Short problem:
Reproduce the following listing verbatim, line for line, without altering anything.

•••

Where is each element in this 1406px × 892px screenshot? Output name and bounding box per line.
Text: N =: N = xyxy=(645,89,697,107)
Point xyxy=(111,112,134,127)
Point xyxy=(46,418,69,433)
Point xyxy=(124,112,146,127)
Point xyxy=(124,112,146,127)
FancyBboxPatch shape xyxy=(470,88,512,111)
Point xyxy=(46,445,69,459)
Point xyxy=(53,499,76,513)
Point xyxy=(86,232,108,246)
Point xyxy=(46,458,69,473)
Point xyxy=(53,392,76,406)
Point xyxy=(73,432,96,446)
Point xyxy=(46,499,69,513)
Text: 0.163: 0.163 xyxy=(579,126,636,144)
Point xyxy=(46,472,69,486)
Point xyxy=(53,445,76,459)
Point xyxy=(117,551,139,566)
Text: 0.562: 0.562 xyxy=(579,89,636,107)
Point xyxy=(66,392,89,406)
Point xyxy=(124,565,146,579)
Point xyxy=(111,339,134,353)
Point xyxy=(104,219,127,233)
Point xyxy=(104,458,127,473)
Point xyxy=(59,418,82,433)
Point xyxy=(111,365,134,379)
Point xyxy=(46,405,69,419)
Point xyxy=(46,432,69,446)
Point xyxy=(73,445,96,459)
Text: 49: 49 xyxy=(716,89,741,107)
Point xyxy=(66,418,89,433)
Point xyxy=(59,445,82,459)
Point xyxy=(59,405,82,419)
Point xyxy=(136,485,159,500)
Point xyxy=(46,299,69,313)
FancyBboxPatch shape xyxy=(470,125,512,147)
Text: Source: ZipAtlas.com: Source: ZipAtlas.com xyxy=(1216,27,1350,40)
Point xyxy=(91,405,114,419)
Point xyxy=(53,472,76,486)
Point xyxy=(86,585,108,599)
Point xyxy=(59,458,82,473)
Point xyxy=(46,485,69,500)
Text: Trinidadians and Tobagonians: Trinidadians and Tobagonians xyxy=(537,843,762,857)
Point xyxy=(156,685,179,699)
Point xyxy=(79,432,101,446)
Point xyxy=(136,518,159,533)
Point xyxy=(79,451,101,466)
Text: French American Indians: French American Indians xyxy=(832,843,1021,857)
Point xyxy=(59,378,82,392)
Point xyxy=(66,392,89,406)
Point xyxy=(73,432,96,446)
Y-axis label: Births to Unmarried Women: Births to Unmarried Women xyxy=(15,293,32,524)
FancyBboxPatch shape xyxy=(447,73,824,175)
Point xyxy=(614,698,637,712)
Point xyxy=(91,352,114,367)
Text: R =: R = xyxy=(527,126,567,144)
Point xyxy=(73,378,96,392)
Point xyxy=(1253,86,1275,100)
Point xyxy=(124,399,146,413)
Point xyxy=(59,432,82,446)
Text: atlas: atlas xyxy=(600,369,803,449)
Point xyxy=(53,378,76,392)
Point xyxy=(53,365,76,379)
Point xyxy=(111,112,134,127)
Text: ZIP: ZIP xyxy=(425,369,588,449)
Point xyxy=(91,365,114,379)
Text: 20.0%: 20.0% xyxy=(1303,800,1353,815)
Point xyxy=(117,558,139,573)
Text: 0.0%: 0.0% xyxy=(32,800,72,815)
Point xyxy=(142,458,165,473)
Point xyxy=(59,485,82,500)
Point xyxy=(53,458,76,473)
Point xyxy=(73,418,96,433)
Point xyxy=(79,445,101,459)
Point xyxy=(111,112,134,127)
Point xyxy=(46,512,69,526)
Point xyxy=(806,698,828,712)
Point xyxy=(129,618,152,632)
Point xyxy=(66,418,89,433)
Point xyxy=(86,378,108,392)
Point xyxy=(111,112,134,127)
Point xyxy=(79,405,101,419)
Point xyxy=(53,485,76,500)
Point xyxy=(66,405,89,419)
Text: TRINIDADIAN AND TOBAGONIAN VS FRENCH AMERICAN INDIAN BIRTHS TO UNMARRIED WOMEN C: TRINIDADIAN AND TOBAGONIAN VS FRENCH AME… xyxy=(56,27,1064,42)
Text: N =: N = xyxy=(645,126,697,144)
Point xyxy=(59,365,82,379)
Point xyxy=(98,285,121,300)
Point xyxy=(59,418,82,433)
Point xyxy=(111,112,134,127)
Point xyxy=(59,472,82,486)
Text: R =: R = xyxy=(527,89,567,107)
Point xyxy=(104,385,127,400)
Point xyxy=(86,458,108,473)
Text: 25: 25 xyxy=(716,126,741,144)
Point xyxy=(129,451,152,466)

•••

Solution to this problem:
Where is each element in this 1406px × 892px screenshot? Output name and bounding box per line.
Text: N =: N = xyxy=(645,89,697,107)
Point xyxy=(111,112,134,127)
Point xyxy=(46,418,69,433)
Point xyxy=(124,112,146,127)
Point xyxy=(124,112,146,127)
FancyBboxPatch shape xyxy=(470,88,512,111)
Point xyxy=(46,445,69,459)
Point xyxy=(53,499,76,513)
Point xyxy=(86,232,108,246)
Point xyxy=(46,458,69,473)
Point xyxy=(53,392,76,406)
Point xyxy=(73,432,96,446)
Point xyxy=(46,499,69,513)
Text: 0.163: 0.163 xyxy=(579,126,636,144)
Point xyxy=(46,472,69,486)
Point xyxy=(53,445,76,459)
Point xyxy=(117,551,139,566)
Text: 0.562: 0.562 xyxy=(579,89,636,107)
Point xyxy=(66,392,89,406)
Point xyxy=(124,565,146,579)
Point xyxy=(111,339,134,353)
Point xyxy=(104,219,127,233)
Point xyxy=(104,458,127,473)
Point xyxy=(59,418,82,433)
Point xyxy=(111,365,134,379)
Point xyxy=(46,405,69,419)
Point xyxy=(46,432,69,446)
Point xyxy=(73,445,96,459)
Text: 49: 49 xyxy=(716,89,741,107)
Point xyxy=(66,418,89,433)
Point xyxy=(59,445,82,459)
Point xyxy=(59,405,82,419)
Point xyxy=(136,485,159,500)
Point xyxy=(46,299,69,313)
FancyBboxPatch shape xyxy=(470,125,512,147)
Text: Source: ZipAtlas.com: Source: ZipAtlas.com xyxy=(1216,27,1350,40)
Point xyxy=(91,405,114,419)
Point xyxy=(53,472,76,486)
Point xyxy=(86,585,108,599)
Point xyxy=(59,458,82,473)
Point xyxy=(46,485,69,500)
Text: Trinidadians and Tobagonians: Trinidadians and Tobagonians xyxy=(537,843,762,857)
Point xyxy=(156,685,179,699)
Point xyxy=(79,432,101,446)
Point xyxy=(136,518,159,533)
Point xyxy=(79,451,101,466)
Text: French American Indians: French American Indians xyxy=(832,843,1021,857)
Point xyxy=(59,378,82,392)
Point xyxy=(66,392,89,406)
Point xyxy=(73,432,96,446)
Y-axis label: Births to Unmarried Women: Births to Unmarried Women xyxy=(15,293,32,524)
FancyBboxPatch shape xyxy=(447,73,824,175)
Point xyxy=(614,698,637,712)
Point xyxy=(91,352,114,367)
Text: R =: R = xyxy=(527,126,567,144)
Point xyxy=(73,378,96,392)
Point xyxy=(1253,86,1275,100)
Point xyxy=(124,399,146,413)
Point xyxy=(59,432,82,446)
Text: atlas: atlas xyxy=(600,369,803,449)
Point xyxy=(53,378,76,392)
Point xyxy=(53,365,76,379)
Point xyxy=(111,112,134,127)
Text: ZIP: ZIP xyxy=(425,369,588,449)
Point xyxy=(91,365,114,379)
Text: 20.0%: 20.0% xyxy=(1303,800,1353,815)
Point xyxy=(117,558,139,573)
Text: 0.0%: 0.0% xyxy=(32,800,72,815)
Point xyxy=(142,458,165,473)
Point xyxy=(59,485,82,500)
Point xyxy=(53,458,76,473)
Point xyxy=(73,418,96,433)
Point xyxy=(79,445,101,459)
Point xyxy=(111,112,134,127)
Point xyxy=(46,512,69,526)
Point xyxy=(806,698,828,712)
Point xyxy=(129,618,152,632)
Point xyxy=(66,418,89,433)
Point xyxy=(86,378,108,392)
Point xyxy=(111,112,134,127)
Point xyxy=(79,405,101,419)
Point xyxy=(53,485,76,500)
Point xyxy=(66,405,89,419)
Text: TRINIDADIAN AND TOBAGONIAN VS FRENCH AMERICAN INDIAN BIRTHS TO UNMARRIED WOMEN C: TRINIDADIAN AND TOBAGONIAN VS FRENCH AME… xyxy=(56,27,1064,42)
Text: N =: N = xyxy=(645,126,697,144)
Point xyxy=(59,365,82,379)
Point xyxy=(98,285,121,300)
Point xyxy=(59,418,82,433)
Point xyxy=(111,112,134,127)
Point xyxy=(59,472,82,486)
Text: R =: R = xyxy=(527,89,567,107)
Point xyxy=(104,385,127,400)
Point xyxy=(86,458,108,473)
Text: 25: 25 xyxy=(716,126,741,144)
Point xyxy=(129,451,152,466)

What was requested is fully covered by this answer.